Items listed in a dataset
────────────────

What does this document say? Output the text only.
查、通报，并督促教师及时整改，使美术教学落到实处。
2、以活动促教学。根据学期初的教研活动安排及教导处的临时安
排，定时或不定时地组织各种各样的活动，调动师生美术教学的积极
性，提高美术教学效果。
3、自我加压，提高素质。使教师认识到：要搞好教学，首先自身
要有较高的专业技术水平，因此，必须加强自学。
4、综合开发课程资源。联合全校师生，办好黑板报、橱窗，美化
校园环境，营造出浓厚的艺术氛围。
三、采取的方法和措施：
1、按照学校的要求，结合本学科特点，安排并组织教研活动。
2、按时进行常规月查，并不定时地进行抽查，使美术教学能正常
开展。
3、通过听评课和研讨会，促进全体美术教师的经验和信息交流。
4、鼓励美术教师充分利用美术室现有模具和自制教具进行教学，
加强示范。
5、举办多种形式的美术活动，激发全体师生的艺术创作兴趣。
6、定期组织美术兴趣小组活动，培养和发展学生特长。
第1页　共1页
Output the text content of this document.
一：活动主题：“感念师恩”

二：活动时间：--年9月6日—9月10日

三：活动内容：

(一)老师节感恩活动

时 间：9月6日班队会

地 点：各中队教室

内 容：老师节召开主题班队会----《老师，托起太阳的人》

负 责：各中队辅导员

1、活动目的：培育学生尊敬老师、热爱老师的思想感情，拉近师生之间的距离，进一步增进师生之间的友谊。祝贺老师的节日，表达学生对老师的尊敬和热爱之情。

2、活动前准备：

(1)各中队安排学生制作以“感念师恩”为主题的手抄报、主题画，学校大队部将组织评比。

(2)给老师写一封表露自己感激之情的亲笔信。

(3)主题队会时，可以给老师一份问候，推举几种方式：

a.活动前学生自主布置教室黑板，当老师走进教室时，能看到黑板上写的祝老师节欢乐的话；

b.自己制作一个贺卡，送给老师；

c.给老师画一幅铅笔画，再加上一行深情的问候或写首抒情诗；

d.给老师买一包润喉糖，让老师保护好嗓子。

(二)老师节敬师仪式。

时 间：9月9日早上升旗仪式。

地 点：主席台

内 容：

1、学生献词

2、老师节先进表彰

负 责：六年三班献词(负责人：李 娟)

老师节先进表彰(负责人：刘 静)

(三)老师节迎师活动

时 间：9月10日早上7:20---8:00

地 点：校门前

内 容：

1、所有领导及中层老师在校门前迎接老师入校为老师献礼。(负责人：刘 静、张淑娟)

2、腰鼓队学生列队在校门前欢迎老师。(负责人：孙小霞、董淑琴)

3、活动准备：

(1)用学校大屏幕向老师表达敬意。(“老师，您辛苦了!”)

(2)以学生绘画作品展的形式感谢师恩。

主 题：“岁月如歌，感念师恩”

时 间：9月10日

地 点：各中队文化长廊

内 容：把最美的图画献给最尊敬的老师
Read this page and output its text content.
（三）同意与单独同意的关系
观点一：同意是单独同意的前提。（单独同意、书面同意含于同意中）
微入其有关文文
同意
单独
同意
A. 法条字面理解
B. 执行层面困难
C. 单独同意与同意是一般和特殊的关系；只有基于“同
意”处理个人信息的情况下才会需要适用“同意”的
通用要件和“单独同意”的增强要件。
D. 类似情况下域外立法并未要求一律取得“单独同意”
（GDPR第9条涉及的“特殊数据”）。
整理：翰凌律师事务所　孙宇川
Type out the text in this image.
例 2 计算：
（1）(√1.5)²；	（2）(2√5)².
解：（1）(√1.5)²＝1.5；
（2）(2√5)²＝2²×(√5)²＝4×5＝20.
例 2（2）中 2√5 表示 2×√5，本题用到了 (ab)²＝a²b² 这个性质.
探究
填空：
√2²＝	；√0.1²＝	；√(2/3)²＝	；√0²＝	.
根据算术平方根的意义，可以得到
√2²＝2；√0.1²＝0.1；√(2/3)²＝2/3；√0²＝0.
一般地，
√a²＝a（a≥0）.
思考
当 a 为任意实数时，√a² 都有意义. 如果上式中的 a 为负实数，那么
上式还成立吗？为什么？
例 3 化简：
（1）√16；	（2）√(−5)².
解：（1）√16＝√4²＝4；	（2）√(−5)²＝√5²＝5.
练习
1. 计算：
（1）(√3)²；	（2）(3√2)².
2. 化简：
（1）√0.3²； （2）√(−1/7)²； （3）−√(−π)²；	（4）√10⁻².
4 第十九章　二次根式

────────────────

** Task directions **
Filter the entries down to the lines containing "感念师恩". Copy each of those lines.

** Result of the task **
一：活动主题：“感念师恩”
(1)各中队安排学生制作以“感念师恩”为主题的手抄报、主题画，学校大队部将组织评比。
主 题：“岁月如歌，感念师恩”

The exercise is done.